Write out the whole listing, matching it exactly.
Begin
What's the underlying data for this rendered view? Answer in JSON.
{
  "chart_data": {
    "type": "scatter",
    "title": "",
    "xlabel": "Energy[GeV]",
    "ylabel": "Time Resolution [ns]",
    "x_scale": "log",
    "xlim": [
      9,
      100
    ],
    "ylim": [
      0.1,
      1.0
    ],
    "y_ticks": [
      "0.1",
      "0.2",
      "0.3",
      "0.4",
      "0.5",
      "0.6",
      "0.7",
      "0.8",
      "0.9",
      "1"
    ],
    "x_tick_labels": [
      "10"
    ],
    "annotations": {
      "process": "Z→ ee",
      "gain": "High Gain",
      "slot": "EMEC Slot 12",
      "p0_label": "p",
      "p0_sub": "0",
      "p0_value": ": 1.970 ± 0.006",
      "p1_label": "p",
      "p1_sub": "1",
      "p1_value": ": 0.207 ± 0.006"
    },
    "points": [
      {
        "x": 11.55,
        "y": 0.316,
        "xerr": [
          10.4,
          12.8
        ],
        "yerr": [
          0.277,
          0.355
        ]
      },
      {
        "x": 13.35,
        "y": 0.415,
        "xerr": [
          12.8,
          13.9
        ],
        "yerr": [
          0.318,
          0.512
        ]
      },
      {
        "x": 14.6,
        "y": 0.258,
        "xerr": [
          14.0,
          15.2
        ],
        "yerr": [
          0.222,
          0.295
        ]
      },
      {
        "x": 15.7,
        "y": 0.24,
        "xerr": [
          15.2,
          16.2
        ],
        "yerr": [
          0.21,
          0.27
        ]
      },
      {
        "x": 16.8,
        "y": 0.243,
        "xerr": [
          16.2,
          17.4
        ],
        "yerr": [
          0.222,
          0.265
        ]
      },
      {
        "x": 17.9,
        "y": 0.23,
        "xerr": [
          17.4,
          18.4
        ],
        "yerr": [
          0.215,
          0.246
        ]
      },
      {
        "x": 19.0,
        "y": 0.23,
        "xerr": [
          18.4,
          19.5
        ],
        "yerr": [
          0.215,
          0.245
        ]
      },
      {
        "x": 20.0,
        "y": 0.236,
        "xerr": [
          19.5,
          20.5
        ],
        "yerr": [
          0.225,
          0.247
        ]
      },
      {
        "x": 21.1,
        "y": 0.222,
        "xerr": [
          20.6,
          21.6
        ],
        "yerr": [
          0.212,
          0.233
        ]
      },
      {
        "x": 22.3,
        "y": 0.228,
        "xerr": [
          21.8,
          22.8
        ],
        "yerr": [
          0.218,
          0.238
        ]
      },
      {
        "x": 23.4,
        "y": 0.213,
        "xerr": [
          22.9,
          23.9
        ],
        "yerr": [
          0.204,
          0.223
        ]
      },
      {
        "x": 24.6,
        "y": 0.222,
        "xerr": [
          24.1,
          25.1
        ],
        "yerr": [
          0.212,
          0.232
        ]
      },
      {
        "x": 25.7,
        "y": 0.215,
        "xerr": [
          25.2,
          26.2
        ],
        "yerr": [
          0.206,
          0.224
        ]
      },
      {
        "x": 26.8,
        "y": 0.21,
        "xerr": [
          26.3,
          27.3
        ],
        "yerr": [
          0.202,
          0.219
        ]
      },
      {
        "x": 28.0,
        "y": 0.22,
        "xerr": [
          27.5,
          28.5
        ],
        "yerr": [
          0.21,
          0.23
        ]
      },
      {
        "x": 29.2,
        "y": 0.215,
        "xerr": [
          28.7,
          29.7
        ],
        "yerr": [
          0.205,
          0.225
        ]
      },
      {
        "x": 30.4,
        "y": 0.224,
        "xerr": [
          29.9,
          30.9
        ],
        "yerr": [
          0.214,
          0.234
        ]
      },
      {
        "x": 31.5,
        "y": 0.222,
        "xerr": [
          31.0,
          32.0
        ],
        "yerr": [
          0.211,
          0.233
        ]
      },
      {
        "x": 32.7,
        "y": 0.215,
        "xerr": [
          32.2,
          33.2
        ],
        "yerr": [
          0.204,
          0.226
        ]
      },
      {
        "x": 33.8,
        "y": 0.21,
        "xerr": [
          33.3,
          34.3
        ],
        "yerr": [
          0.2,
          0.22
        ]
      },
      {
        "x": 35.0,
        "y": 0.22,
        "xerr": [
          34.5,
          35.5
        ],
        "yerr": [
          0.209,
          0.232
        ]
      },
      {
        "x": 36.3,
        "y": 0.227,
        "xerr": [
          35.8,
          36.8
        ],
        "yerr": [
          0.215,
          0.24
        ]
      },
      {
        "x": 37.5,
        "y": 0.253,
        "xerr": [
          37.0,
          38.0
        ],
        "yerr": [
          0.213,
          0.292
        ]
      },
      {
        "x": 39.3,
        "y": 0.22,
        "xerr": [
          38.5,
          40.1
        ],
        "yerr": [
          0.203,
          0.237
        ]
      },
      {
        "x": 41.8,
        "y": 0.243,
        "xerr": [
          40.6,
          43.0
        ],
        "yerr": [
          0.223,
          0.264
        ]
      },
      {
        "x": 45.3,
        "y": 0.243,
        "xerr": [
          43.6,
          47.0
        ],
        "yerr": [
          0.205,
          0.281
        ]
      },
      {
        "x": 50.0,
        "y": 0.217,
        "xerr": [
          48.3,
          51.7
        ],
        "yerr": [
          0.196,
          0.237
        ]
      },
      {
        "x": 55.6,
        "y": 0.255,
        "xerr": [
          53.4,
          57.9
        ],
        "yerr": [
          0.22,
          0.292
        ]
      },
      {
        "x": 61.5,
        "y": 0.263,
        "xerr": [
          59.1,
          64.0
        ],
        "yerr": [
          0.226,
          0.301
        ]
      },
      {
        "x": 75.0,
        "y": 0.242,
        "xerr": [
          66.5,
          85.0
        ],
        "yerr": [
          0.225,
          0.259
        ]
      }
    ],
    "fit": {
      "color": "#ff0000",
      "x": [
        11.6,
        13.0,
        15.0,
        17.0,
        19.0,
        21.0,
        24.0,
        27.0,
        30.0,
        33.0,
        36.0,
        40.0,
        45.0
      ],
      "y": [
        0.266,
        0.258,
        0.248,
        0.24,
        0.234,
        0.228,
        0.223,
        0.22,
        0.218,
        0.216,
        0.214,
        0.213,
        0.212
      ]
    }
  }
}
End
Correct response
What's the underlying data for this rendered view? Answer in JSON.
{
  "chart_data": {
    "type": "scatter",
    "title": "",
    "xlabel": "Energy[GeV]",
    "ylabel": "Time Resolution [ns]",
    "x_scale": "log",
    "xlim": [
      9,
      100
    ],
    "ylim": [
      0.1,
      1.0
    ],
    "y_ticks": [
      "0.1",
      "0.2",
      "0.3",
      "0.4",
      "0.5",
      "0.6",
      "0.7",
      "0.8",
      "0.9",
      "1"
    ],
    "x_tick_labels": [
      "10"
    ],
    "annotations": {
      "process": "Z→ ee",
      "gain": "High Gain",
      "slot": "EMEC Slot 12",
      "p0_label": "p",
      "p0_sub": "0",
      "p0_value": ": 1.970 ± 0.006",
      "p1_label": "p",
      "p1_sub": "1",
      "p1_value": ": 0.207 ± 0.006"
    },
    "points": [
      {
        "x": 11.55,
        "y": 0.316,
        "xerr": [
          10.4,
          12.8
        ],
        "yerr": [
          0.277,
          0.355
        ]
      },
      {
        "x": 13.35,
        "y": 0.415,
        "xerr": [
          12.8,
          13.9
        ],
        "yerr": [
          0.318,
          0.512
        ]
      },
      {
        "x": 14.6,
        "y": 0.258,
        "xerr": [
          14.0,
          15.2
        ],
        "yerr": [
          0.222,
          0.295
        ]
      },
      {
        "x": 15.7,
        "y": 0.24,
        "xerr": [
          15.2,
          16.2
        ],
        "yerr": [
          0.21,
          0.27
        ]
      },
      {
        "x": 16.8,
        "y": 0.243,
        "xerr": [
          16.2,
          17.4
        ],
        "yerr": [
          0.222,
          0.265
        ]
      },
      {
        "x": 17.9,
        "y": 0.23,
        "xerr": [
          17.4,
          18.4
        ],
        "yerr": [
          0.215,
          0.246
        ]
      },
      {
        "x": 19.0,
        "y": 0.23,
        "xerr": [
          18.4,
          19.5
        ],
        "yerr": [
          0.215,
          0.245
        ]
      },
      {
        "x": 20.0,
        "y": 0.236,
        "xerr": [
          19.5,
          20.5
        ],
        "yerr": [
          0.225,
          0.247
        ]
      },
      {
        "x": 21.1,
        "y": 0.222,
        "xerr": [
          20.6,
          21.6
        ],
        "yerr": [
          0.212,
          0.233
        ]
      },
      {
        "x": 22.3,
        "y": 0.228,
        "xerr": [
          21.8,
          22.8
        ],
        "yerr": [
          0.218,
          0.238
        ]
      },
      {
        "x": 23.4,
        "y": 0.213,
        "xerr": [
          22.9,
          23.9
        ],
        "yerr": [
          0.204,
          0.223
        ]
      },
      {
        "x": 24.6,
        "y": 0.222,
        "xerr": [
          24.1,
          25.1
        ],
        "yerr": [
          0.212,
          0.232
        ]
      },
      {
        "x": 25.7,
        "y": 0.215,
        "xerr": [
          25.2,
          26.2
        ],
        "yerr": [
          0.206,
          0.224
        ]
      },
      {
        "x": 26.8,
        "y": 0.21,
        "xerr": [
          26.3,
          27.3
        ],
        "yerr": [
          0.202,
          0.219
        ]
      },
      {
        "x": 28.0,
        "y": 0.22,
        "xerr": [
          27.5,
          28.5
        ],
        "yerr": [
          0.21,
          0.23
        ]
      },
      {
        "x": 29.2,
        "y": 0.215,
        "xerr": [
          28.7,
          29.7
        ],
        "yerr": [
          0.205,
          0.225
        ]
      },
      {
        "x": 30.4,
        "y": 0.224,
        "xerr": [
          29.9,
          30.9
        ],
        "yerr": [
          0.214,
          0.234
        ]
      },
      {
        "x": 31.5,
        "y": 0.222,
        "xerr": [
          31.0,
          32.0
        ],
        "yerr": [
          0.211,
          0.233
        ]
      },
      {
        "x": 32.7,
        "y": 0.215,
        "xerr": [
          32.2,
          33.2
        ],
        "yerr": [
          0.204,
          0.226
        ]
      },
      {
        "x": 33.8,
        "y": 0.21,
        "xerr": [
          33.3,
          34.3
        ],
        "yerr": [
          0.2,
          0.22
        ]
      },
      {
        "x": 35.0,
        "y": 0.22,
        "xerr": [
          34.5,
          35.5
        ],
        "yerr": [
          0.209,
          0.232
        ]
      },
      {
        "x": 36.3,
        "y": 0.227,
        "xerr": [
          35.8,
          36.8
        ],
        "yerr": [
          0.215,
          0.24
        ]
      },
      {
        "x": 37.5,
        "y": 0.253,
        "xerr": [
          37.0,
          38.0
        ],
        "yerr": [
          0.213,
          0.292
        ]
      },
      {
        "x": 39.3,
        "y": 0.22,
        "xerr": [
          38.5,
          40.1
        ],
        "yerr": [
          0.203,
          0.237
        ]
      },
      {
        "x": 41.8,
        "y": 0.243,
        "xerr": [
          40.6,
          43.0
        ],
        "yerr": [
          0.223,
          0.264
        ]
      },
      {
        "x": 45.3,
        "y": 0.243,
        "xerr": [
          43.6,
          47.0
        ],
        "yerr": [
          0.205,
          0.281
        ]
      },
      {
        "x": 50.0,
        "y": 0.217,
        "xerr": [
          48.3,
          51.7
        ],
        "yerr": [
          0.196,
          0.237
        ]
      },
      {
        "x": 55.6,
        "y": 0.255,
        "xerr": [
          53.4,
          57.9
        ],
        "yerr": [
          0.22,
          0.292
        ]
      },
      {
        "x": 61.5,
        "y": 0.263,
        "xerr": [
          59.1,
          64.0
        ],
        "yerr": [
          0.226,
          0.301
        ]
      },
      {
        "x": 75.0,
        "y": 0.242,
        "xerr": [
          66.5,
          85.0
        ],
        "yerr": [
          0.225,
          0.259
        ]
      }
    ],
    "fit": {
      "color": "#ff0000",
      "x": [
        11.6,
        13.0,
        15.0,
        17.0,
        19.0,
        21.0,
        24.0,
        27.0,
        30.0,
        33.0,
        36.0,
        40.0,
        45.0
      ],
      "y": [
        0.266,
        0.258,
        0.248,
        0.24,
        0.234,
        0.228,
        0.223,
        0.22,
        0.218,
        0.216,
        0.214,
        0.213,
        0.212
      ]
    }
  }
}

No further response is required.